◆ Listed records
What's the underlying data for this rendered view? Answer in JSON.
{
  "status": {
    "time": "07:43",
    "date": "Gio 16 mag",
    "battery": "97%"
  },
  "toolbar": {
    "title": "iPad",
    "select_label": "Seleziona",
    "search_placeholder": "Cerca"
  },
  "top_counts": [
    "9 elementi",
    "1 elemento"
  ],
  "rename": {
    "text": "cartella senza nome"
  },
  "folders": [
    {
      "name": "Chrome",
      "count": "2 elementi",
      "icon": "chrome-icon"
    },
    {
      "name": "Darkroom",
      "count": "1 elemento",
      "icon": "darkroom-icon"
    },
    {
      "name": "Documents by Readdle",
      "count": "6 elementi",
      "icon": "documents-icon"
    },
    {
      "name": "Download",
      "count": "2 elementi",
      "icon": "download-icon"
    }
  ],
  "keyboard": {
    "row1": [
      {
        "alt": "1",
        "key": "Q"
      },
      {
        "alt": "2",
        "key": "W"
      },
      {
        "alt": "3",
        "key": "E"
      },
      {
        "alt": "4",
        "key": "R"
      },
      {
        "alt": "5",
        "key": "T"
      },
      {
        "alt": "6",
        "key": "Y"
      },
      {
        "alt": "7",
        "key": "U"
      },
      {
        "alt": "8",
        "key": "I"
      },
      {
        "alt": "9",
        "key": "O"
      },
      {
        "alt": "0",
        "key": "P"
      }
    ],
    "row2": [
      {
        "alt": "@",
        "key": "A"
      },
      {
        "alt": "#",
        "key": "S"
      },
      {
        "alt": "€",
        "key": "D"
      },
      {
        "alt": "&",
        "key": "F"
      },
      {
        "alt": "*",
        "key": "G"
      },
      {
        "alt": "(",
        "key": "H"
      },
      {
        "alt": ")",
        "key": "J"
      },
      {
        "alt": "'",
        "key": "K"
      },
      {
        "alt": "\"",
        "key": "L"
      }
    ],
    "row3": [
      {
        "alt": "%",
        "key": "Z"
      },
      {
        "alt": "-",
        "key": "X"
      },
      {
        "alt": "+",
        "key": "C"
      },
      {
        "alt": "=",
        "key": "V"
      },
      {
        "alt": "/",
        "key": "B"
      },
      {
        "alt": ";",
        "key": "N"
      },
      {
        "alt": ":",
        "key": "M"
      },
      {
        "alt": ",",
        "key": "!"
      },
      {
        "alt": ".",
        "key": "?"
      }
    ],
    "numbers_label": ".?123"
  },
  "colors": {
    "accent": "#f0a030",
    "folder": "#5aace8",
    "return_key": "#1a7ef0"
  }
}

◆ What is being asked
Find each line holding the string "elementi" and copy it out.

◆ Reply
    "9 elementi",
      "count": "2 elementi",
      "count": "6 elementi",
      "count": "2 elementi",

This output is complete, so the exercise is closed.